(Entries from a visual dataset)
________________________________________

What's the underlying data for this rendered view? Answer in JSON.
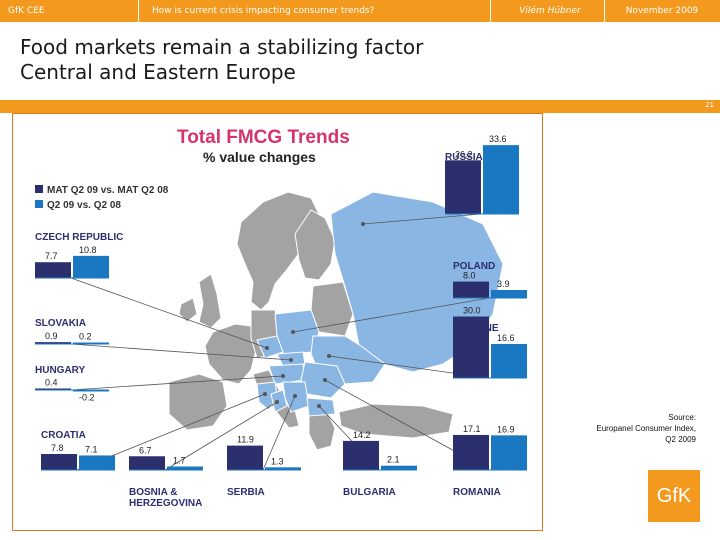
{
  "header": {
    "company": "GfK CEE",
    "subject": "How is current crisis impacting consumer trends?",
    "author": "Vilém Hübner",
    "date": "November  2009"
  },
  "slide": {
    "title_line1": "Food markets remain a stabilizing factor",
    "title_line2": "Central and Eastern Europe",
    "page_number": "21"
  },
  "colors": {
    "accent": "#f39a1e",
    "series_mat": "#2b2f6e",
    "series_q2": "#1a78c2",
    "title_pink": "#d6336c",
    "map_highlight": "#8ab6e3",
    "map_grey": "#a3a3a3"
  },
  "chart_data": {
    "type": "bar",
    "title": "Total FMCG Trends",
    "subtitle": "% value changes",
    "legend": [
      "MAT Q2 09 vs. MAT Q2 08",
      "Q2 09 vs. Q2 08"
    ],
    "series": [
      {
        "name": "MAT Q2 09 vs. MAT Q2 08",
        "values": [
          26.2,
          8.0,
          30.0,
          17.1,
          14.2,
          11.9,
          6.7,
          7.8,
          0.4,
          0.9,
          7.7
        ]
      },
      {
        "name": "Q2 09 vs. Q2 08",
        "values": [
          33.6,
          3.9,
          16.6,
          16.9,
          2.1,
          1.3,
          1.7,
          7.1,
          -0.2,
          0.2,
          10.8
        ]
      }
    ],
    "countries": [
      {
        "name": "RUSSIA",
        "mat": 26.2,
        "mat_label": "26.2",
        "q2": 33.6,
        "q2_label": "33.6"
      },
      {
        "name": "POLAND",
        "mat": 8.0,
        "mat_label": "8.0",
        "q2": 3.9,
        "q2_label": "3.9"
      },
      {
        "name": "UKRAINE",
        "mat": 30.0,
        "mat_label": "30.0",
        "q2": 16.6,
        "q2_label": "16.6"
      },
      {
        "name": "ROMANIA",
        "mat": 17.1,
        "mat_label": "17.1",
        "q2": 16.9,
        "q2_label": "16.9"
      },
      {
        "name": "BULGARIA",
        "mat": 14.2,
        "mat_label": "14.2",
        "q2": 2.1,
        "q2_label": "2.1"
      },
      {
        "name": "SERBIA",
        "mat": 11.9,
        "mat_label": "11.9",
        "q2": 1.3,
        "q2_label": "1.3"
      },
      {
        "name": "BOSNIA & HERZEGOVINA",
        "mat": 6.7,
        "mat_label": "6.7",
        "q2": 1.7,
        "q2_label": "1.7"
      },
      {
        "name": "CROATIA",
        "mat": 7.8,
        "mat_label": "7.8",
        "q2": 7.1,
        "q2_label": "7.1"
      },
      {
        "name": "HUNGARY",
        "mat": 0.4,
        "mat_label": "0.4",
        "q2": -0.2,
        "q2_label": "-0.2"
      },
      {
        "name": "SLOVAKIA",
        "mat": 0.9,
        "mat_label": "0.9",
        "q2": 0.2,
        "q2_label": "0.2"
      },
      {
        "name": "CZECH REPUBLIC",
        "mat": 7.7,
        "mat_label": "7.7",
        "q2": 10.8,
        "q2_label": "10.8"
      }
    ]
  },
  "source": {
    "line1": "Source:",
    "line2": "Europanel Consumer Index,",
    "line3": "Q2 2009"
  },
  "logo": {
    "text": "GfK"
  }
}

________________________________________

Problem details: Your copy should hold every record word for word and none of the pictures.

Answer for the task:
What's the underlying data for this rendered view? Answer in JSON.
{
  "header": {
    "company": "GfK CEE",
    "subject": "How is current crisis impacting consumer trends?",
    "author": "Vilém Hübner",
    "date": "November  2009"
  },
  "slide": {
    "title_line1": "Food markets remain a stabilizing factor",
    "title_line2": "Central and Eastern Europe",
    "page_number": "21"
  },
  "colors": {
    "accent": "#f39a1e",
    "series_mat": "#2b2f6e",
    "series_q2": "#1a78c2",
    "title_pink": "#d6336c",
    "map_highlight": "#8ab6e3",
    "map_grey": "#a3a3a3"
  },
  "chart_data": {
    "type": "bar",
    "title": "Total FMCG Trends",
    "subtitle": "% value changes",
    "legend": [
      "MAT Q2 09 vs. MAT Q2 08",
      "Q2 09 vs. Q2 08"
    ],
    "series": [
      {
        "name": "MAT Q2 09 vs. MAT Q2 08",
        "values": [
          26.2,
          8.0,
          30.0,
          17.1,
          14.2,
          11.9,
          6.7,
          7.8,
          0.4,
          0.9,
          7.7
        ]
      },
      {
        "name": "Q2 09 vs. Q2 08",
        "values": [
          33.6,
          3.9,
          16.6,
          16.9,
          2.1,
          1.3,
          1.7,
          7.1,
          -0.2,
          0.2,
          10.8
        ]
      }
    ],
    "countries": [
      {
        "name": "RUSSIA",
        "mat": 26.2,
        "mat_label": "26.2",
        "q2": 33.6,
        "q2_label": "33.6"
      },
      {
        "name": "POLAND",
        "mat": 8.0,
        "mat_label": "8.0",
        "q2": 3.9,
        "q2_label": "3.9"
      },
      {
        "name": "UKRAINE",
        "mat": 30.0,
        "mat_label": "30.0",
        "q2": 16.6,
        "q2_label": "16.6"
      },
      {
        "name": "ROMANIA",
        "mat": 17.1,
        "mat_label": "17.1",
        "q2": 16.9,
        "q2_label": "16.9"
      },
      {
        "name": "BULGARIA",
        "mat": 14.2,
        "mat_label": "14.2",
        "q2": 2.1,
        "q2_label": "2.1"
      },
      {
        "name": "SERBIA",
        "mat": 11.9,
        "mat_label": "11.9",
        "q2": 1.3,
        "q2_label": "1.3"
      },
      {
        "name": "BOSNIA & HERZEGOVINA",
        "mat": 6.7,
        "mat_label": "6.7",
        "q2": 1.7,
        "q2_label": "1.7"
      },
      {
        "name": "CROATIA",
        "mat": 7.8,
        "mat_label": "7.8",
        "q2": 7.1,
        "q2_label": "7.1"
      },
      {
        "name": "HUNGARY",
        "mat": 0.4,
        "mat_label": "0.4",
        "q2": -0.2,
        "q2_label": "-0.2"
      },
      {
        "name": "SLOVAKIA",
        "mat": 0.9,
        "mat_label": "0.9",
        "q2": 0.2,
        "q2_label": "0.2"
      },
      {
        "name": "CZECH REPUBLIC",
        "mat": 7.7,
        "mat_label": "7.7",
        "q2": 10.8,
        "q2_label": "10.8"
      }
    ]
  },
  "source": {
    "line1": "Source:",
    "line2": "Europanel Consumer Index,",
    "line3": "Q2 2009"
  },
  "logo": {
    "text": "GfK"
  }
}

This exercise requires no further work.